# Data records
------------------------------------------------

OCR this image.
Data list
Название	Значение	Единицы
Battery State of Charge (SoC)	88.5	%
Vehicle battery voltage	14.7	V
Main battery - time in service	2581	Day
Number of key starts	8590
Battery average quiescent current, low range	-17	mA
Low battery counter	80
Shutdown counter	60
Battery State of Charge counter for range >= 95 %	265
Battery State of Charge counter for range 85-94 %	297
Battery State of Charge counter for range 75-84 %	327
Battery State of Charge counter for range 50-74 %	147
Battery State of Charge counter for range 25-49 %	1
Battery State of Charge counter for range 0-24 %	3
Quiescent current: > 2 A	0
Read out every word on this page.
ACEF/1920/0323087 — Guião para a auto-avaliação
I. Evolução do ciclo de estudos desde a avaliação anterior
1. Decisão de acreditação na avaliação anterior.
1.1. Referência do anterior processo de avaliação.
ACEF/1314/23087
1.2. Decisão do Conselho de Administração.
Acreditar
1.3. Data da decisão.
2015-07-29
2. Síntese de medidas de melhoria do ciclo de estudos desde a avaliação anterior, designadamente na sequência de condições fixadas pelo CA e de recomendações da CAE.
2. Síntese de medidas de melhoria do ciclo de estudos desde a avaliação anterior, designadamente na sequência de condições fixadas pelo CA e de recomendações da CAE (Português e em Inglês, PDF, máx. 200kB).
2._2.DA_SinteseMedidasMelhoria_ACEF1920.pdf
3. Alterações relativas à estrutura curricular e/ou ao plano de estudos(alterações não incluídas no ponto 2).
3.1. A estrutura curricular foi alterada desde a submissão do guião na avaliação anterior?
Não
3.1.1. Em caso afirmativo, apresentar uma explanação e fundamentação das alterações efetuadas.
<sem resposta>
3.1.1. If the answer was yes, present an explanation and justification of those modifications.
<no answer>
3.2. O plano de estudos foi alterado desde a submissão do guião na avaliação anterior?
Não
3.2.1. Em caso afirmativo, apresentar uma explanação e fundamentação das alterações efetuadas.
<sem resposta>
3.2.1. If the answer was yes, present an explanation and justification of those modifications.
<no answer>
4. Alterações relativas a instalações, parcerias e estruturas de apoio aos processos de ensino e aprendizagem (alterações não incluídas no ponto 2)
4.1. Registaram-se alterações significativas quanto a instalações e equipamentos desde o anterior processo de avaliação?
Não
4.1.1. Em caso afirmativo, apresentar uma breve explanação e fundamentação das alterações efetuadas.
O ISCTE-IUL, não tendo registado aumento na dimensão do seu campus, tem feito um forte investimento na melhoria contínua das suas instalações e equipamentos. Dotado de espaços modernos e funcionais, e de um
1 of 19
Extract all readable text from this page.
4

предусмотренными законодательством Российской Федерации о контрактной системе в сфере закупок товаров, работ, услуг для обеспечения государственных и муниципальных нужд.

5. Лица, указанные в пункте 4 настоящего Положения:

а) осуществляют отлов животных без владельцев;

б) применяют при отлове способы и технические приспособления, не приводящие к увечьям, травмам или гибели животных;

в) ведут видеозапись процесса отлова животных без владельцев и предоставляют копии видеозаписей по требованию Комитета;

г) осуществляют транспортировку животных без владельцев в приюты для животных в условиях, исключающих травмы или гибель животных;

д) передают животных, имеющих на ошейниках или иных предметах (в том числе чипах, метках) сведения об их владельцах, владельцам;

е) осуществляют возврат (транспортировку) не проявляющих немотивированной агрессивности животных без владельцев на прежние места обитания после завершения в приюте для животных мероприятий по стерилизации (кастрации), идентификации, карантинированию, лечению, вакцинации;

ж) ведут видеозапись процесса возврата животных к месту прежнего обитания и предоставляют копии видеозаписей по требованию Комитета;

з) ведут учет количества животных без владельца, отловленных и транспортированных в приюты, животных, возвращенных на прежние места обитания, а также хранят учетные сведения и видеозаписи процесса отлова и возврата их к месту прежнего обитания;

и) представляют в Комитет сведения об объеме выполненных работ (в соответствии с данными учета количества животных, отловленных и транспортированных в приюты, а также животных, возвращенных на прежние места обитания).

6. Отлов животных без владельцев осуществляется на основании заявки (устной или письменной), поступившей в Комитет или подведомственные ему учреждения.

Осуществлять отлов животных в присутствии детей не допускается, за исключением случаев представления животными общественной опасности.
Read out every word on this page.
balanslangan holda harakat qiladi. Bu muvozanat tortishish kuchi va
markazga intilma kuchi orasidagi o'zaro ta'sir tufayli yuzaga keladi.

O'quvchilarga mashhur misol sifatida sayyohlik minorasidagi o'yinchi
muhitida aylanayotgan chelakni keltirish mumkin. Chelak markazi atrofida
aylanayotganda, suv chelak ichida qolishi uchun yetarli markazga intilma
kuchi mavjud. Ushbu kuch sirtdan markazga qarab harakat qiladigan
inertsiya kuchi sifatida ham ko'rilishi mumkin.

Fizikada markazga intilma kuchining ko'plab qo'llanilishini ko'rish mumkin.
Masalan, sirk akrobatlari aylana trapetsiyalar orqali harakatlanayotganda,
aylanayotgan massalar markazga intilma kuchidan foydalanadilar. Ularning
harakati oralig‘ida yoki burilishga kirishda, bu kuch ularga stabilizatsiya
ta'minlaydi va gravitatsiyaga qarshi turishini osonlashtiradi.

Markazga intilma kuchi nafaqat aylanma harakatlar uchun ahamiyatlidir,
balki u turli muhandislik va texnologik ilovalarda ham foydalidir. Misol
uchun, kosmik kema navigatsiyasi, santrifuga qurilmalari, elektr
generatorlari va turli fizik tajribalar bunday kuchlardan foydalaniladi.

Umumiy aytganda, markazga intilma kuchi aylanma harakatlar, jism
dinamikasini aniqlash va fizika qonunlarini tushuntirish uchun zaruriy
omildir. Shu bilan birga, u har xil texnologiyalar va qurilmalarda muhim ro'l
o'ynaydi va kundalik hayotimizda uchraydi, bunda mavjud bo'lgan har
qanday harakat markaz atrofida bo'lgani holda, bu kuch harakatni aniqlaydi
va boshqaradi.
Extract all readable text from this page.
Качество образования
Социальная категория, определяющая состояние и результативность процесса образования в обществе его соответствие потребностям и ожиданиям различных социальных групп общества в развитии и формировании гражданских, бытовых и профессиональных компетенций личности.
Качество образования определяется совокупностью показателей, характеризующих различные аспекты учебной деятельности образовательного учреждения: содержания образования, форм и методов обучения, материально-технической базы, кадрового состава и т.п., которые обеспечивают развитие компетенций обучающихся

------------------------------------------------

# TO BE DONE
Each line that contains the word "ciclo" counts toward the total; give only that total.

# RESULT OF THE TASK
3